> [Objective] Only a number is wanted: how many lines in the listing contain the word "photos"?

> [Input material]
———

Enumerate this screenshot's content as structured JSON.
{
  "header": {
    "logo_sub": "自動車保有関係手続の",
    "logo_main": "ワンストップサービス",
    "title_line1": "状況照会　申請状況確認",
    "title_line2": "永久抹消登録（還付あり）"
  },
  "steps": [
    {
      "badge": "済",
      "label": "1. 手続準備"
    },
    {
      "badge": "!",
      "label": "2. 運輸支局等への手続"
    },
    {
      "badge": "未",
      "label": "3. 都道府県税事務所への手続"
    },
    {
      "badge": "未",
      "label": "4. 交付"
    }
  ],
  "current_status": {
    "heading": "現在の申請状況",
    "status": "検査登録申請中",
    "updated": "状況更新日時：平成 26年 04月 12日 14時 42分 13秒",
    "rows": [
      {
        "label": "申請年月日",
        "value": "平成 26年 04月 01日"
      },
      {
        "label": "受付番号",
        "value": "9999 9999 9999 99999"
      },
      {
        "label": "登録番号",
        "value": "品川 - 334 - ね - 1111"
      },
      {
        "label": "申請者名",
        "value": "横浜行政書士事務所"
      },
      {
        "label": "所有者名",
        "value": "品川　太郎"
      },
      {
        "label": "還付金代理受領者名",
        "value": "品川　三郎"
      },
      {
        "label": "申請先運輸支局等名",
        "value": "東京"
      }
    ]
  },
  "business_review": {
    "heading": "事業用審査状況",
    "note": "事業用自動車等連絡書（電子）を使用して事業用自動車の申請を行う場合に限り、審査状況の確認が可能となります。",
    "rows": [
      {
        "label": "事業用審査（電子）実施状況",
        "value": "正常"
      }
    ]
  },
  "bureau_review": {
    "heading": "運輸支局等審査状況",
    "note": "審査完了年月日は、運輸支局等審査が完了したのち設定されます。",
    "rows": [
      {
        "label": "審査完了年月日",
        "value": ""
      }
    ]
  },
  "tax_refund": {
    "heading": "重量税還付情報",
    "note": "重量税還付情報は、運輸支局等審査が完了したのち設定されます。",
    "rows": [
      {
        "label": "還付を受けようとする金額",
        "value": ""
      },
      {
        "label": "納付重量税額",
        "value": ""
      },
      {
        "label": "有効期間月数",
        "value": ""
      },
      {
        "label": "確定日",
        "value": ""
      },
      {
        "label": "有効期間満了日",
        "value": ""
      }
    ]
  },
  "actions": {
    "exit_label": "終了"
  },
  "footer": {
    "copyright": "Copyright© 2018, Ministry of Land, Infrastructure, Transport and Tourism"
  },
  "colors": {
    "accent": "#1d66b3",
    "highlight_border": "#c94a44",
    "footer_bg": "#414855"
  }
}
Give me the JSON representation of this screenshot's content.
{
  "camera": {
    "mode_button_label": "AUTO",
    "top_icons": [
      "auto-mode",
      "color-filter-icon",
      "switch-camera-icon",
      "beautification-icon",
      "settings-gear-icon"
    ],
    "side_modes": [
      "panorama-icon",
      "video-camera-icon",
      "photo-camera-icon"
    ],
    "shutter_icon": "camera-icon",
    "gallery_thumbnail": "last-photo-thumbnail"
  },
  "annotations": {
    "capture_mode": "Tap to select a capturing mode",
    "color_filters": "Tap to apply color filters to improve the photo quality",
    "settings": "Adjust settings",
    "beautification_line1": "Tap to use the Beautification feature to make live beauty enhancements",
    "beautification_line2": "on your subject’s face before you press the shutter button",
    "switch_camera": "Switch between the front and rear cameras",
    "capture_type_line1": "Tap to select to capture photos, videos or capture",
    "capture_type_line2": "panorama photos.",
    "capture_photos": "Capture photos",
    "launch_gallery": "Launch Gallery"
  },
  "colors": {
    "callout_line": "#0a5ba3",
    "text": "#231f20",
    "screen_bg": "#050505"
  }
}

———

> [Task solution] 3